> _PROBLEMAS Y TAREAS_
1. Nombra a todas las personas que aparecen con nombre propio en los dos párrafos del artículo sobre la reunión entre Peña Nieto y Trump.
2. Transcribe palabra por palabra lo que dice el artículo sobre la reunión entre Peña Nieto y Trump, desde "No es común" hasta "el presidente Trump.".

> _TEXTO SELECCIONADO_

**********

SERGIO SARMIENTO
SERGIO SARMIENTO

“Nunca te arrepentirás de la palabra que no digas”

Anónimo

 

El presidente Enrique Peña Nieto se reunirá mañana con Donald Trump, el presidente estadounidense, en el marco del G20 en Alemania. El encuentro tendrá un perfil bajo. “Es una reunión en la que no esperamos que haya grandes acuerdos -según el canciller mexicano Luis Videgaray-. No esperamos que se resuelvan diferencias sustantivas”.

No es común que la Secretaría de Relaciones Exteriores busque reducir las expectativas de una reunión entre mandatarios, especialmente con el presidente de los Estados Unidos. Por lo general el más nimio de los encuentros es presentado con bombo y platillo, pero en este caso la cautela es sensata. Trump es demasiado imprevisible. Lograr acuerdos con él en lo personal es muy difícil porque en el momento más delicado suele salir con una ocurrencia que echa todo para atrás. Es más fácil avanzar en temas concretos con los miembros de su gobierno. A pesar de todos los cuestionamientos, los altos actuales funcionarios estadounidenses, con o sin experiencia en la función pública, resultan más razonables al negociar que el presidente Trump.

**********

(Datos de segmentación de página)
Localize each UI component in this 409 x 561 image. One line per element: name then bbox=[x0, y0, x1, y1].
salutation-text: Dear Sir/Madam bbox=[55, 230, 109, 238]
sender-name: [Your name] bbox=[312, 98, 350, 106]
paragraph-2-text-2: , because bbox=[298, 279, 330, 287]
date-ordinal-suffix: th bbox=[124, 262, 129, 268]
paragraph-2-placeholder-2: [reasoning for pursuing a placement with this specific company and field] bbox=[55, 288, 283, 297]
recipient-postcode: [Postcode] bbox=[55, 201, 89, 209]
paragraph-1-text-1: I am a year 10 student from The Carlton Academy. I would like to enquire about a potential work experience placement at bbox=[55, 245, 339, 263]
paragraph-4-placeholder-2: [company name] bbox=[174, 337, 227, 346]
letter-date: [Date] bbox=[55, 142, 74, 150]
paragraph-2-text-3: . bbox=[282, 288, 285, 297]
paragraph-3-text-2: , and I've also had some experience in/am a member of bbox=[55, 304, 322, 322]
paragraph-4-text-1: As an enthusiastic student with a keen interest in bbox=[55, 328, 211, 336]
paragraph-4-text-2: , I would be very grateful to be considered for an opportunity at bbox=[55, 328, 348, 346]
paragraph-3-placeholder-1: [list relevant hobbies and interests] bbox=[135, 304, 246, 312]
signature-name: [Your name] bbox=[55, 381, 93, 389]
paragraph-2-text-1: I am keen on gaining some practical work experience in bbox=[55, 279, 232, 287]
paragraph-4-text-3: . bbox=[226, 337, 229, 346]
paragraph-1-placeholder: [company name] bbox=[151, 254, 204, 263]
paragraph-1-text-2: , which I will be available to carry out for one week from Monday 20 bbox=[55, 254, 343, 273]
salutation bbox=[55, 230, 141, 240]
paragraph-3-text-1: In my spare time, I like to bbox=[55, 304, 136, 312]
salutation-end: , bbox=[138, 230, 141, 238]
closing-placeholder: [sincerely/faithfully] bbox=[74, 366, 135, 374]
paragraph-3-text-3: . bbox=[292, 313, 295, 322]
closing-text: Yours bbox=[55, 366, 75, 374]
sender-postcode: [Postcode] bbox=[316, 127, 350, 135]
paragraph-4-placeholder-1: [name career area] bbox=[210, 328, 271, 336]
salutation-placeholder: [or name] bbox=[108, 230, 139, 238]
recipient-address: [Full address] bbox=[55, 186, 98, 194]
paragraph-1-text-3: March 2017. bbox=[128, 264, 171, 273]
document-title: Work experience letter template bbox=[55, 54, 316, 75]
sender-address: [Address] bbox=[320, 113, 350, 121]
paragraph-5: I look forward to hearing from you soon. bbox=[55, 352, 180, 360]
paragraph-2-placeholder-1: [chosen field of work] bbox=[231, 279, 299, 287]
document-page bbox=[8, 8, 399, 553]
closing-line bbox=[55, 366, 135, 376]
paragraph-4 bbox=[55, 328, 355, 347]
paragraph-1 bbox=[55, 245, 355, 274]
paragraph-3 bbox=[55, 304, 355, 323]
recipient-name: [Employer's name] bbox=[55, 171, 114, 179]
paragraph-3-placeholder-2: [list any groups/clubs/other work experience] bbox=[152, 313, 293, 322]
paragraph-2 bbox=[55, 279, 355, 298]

**********

> _RESPUESTAS_
1.
Enrique Peña Nieto
Donald Trump
Luis Videgaray

2.
No es común que la Secretaría de Relaciones Exteriores busque reducir las expectativas de una reunión entre mandatarios, especialmente con el presidente de los Estados Unidos. Por lo general el más nimio de los encuentros es presentado con bombo y platillo, pero en este caso la cautela es sensata. Trump es demasiado imprevisible. Lograr acuerdos con él en lo personal es muy difícil porque en el momento más delicado suele salir con una ocurrencia que echa todo para atrás. Es más fácil avanzar en temas concretos con los miembros de su gobierno. A pesar de todos los cuestionamientos, los altos actuales funcionarios estadounidenses, con o sin experiencia en la función pública, resultan más razonables al negociar que el presidente Trump.